- What is expected -
Reproduce every line in the listing that contains the word "vaccine".
— START —
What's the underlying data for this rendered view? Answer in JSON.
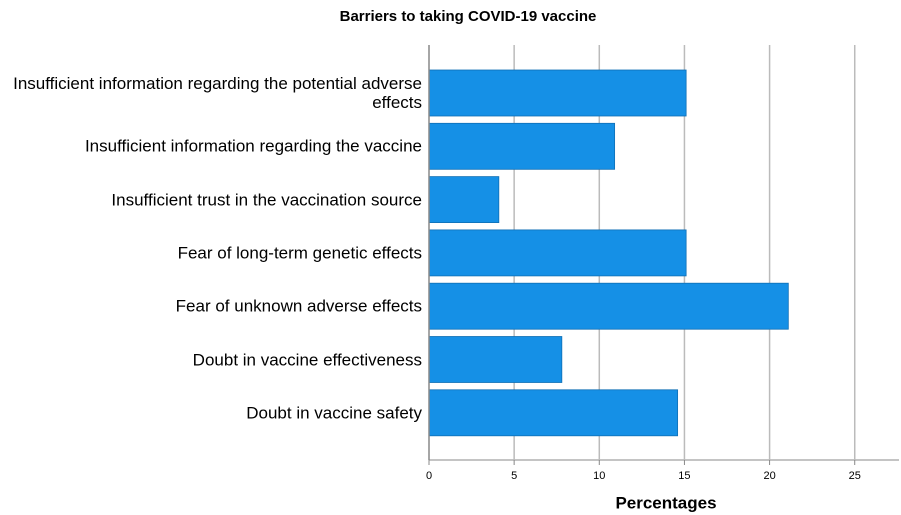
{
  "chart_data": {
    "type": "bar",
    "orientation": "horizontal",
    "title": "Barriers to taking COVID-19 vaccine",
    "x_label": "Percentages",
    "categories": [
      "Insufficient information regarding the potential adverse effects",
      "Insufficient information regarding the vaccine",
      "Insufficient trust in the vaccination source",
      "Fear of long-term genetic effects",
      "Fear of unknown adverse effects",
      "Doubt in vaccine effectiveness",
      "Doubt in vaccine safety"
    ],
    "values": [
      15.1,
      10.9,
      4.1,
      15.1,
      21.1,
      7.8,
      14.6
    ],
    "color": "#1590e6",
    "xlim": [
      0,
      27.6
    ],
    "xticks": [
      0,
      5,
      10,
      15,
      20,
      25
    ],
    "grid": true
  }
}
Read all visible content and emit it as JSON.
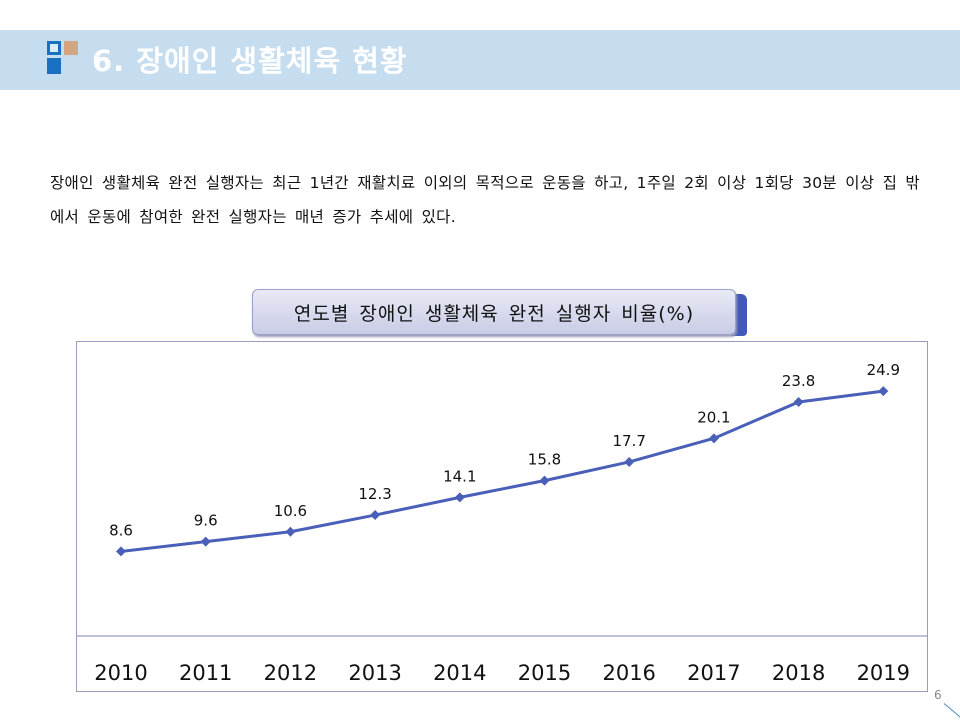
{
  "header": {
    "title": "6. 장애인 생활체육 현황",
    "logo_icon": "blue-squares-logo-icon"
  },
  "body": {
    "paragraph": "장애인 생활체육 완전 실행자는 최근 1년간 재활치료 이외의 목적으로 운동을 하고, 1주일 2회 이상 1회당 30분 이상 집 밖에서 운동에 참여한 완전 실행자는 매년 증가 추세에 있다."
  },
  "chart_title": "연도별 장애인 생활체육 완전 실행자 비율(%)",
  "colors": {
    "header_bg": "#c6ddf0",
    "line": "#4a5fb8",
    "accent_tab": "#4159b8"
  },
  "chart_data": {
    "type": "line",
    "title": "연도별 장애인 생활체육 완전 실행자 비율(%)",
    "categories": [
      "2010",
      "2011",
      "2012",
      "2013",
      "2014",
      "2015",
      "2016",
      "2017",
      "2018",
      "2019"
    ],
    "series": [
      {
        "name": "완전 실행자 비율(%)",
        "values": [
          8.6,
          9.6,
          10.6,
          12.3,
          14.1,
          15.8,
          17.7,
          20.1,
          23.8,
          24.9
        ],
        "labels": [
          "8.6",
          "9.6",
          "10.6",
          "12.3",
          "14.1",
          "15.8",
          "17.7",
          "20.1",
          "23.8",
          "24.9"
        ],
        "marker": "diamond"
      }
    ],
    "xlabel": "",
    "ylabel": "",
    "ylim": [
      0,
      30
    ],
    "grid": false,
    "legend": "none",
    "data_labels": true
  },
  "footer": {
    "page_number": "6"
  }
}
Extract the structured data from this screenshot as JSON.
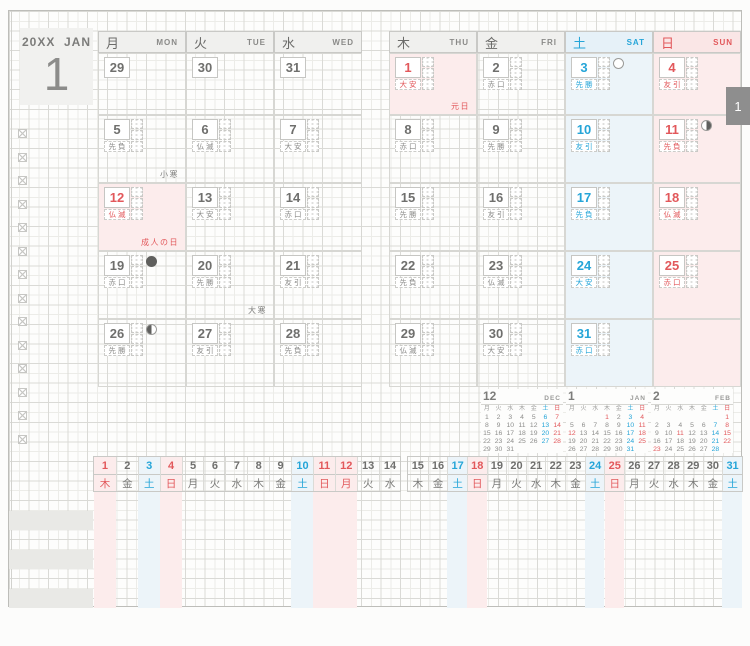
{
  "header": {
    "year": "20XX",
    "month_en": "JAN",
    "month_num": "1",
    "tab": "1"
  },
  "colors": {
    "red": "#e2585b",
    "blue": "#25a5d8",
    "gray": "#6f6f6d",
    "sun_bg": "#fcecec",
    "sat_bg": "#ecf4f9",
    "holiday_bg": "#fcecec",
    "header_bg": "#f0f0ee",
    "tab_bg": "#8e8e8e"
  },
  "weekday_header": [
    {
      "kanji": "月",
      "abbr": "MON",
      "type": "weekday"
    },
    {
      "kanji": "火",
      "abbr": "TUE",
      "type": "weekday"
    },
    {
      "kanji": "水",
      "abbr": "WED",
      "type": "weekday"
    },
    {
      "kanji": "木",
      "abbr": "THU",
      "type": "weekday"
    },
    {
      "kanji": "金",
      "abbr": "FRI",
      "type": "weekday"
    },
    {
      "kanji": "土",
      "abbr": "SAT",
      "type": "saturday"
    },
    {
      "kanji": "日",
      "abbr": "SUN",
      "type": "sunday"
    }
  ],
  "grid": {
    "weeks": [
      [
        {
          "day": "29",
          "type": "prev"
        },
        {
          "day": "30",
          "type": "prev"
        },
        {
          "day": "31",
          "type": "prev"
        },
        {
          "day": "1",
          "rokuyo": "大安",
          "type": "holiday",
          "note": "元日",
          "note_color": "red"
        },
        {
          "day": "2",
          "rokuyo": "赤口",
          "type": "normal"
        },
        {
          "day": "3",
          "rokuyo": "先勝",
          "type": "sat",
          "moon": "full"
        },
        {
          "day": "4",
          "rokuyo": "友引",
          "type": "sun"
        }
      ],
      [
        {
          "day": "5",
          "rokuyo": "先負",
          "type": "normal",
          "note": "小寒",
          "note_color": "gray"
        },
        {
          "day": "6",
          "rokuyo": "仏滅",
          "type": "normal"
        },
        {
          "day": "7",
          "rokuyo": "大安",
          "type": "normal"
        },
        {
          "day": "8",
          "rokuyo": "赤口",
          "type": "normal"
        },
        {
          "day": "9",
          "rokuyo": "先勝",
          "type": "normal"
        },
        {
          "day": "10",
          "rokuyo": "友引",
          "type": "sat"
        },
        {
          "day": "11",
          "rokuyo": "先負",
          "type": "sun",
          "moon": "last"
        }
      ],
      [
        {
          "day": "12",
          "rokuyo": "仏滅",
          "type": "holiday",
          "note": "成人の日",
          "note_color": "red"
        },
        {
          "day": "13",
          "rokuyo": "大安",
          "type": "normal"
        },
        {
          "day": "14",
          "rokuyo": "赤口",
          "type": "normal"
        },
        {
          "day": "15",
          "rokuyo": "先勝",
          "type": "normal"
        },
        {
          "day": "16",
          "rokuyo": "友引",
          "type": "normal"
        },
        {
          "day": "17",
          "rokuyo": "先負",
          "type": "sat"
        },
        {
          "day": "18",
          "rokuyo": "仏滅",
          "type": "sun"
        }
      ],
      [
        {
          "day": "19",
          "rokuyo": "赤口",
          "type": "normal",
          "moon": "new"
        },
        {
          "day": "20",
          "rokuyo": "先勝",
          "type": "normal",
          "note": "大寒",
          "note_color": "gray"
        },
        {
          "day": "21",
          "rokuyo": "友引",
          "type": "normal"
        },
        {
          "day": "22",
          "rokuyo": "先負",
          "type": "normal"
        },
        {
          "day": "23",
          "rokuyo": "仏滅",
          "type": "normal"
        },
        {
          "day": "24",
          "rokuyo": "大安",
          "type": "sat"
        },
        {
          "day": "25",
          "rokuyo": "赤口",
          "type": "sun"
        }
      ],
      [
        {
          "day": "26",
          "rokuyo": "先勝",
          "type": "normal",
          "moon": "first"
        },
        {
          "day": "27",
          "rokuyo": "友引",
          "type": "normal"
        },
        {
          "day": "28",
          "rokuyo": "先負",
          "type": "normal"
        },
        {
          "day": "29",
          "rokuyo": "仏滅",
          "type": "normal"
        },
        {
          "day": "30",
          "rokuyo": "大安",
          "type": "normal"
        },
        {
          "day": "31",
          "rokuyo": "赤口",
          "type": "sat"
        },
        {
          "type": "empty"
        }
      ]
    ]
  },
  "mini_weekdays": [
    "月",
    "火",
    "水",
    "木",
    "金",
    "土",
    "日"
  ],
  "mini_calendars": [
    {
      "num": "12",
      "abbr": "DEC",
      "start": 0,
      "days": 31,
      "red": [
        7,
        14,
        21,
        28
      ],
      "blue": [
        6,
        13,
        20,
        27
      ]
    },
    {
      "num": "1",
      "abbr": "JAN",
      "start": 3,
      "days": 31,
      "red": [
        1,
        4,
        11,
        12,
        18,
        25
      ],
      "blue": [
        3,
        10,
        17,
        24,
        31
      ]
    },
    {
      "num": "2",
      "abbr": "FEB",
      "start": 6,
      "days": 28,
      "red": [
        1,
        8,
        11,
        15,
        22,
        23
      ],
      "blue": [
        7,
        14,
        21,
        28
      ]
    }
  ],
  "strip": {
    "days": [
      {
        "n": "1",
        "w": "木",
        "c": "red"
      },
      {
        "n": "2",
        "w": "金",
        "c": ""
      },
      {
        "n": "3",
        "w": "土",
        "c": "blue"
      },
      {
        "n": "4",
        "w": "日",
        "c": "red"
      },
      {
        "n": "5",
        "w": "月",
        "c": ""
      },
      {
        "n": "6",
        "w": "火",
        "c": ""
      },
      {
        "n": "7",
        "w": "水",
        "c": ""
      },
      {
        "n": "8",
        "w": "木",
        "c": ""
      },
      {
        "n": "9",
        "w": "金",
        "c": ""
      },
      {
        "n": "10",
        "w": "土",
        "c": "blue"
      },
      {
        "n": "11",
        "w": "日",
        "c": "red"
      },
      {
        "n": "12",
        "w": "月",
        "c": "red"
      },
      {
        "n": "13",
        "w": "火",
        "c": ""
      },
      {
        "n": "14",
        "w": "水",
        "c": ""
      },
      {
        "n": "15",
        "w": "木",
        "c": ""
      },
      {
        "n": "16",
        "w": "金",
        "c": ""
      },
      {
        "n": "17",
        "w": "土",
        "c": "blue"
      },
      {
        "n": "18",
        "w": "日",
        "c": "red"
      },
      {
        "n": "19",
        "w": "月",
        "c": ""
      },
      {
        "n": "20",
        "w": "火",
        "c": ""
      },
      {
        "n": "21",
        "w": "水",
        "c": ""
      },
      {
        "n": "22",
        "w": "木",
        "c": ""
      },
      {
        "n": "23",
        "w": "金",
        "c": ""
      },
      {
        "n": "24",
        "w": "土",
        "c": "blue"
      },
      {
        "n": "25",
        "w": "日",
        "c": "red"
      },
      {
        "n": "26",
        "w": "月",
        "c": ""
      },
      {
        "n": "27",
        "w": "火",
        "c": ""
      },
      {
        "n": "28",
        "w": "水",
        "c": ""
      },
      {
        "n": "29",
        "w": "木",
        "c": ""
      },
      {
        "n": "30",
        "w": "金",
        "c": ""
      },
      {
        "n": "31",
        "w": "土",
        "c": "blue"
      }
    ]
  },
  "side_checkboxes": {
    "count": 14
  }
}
— END —
- Solution -
    "title": "Barriers to taking COVID-19 vaccine",
      "Insufficient information regarding the vaccine",
      "Doubt in vaccine effectiveness",
      "Doubt in vaccine safety"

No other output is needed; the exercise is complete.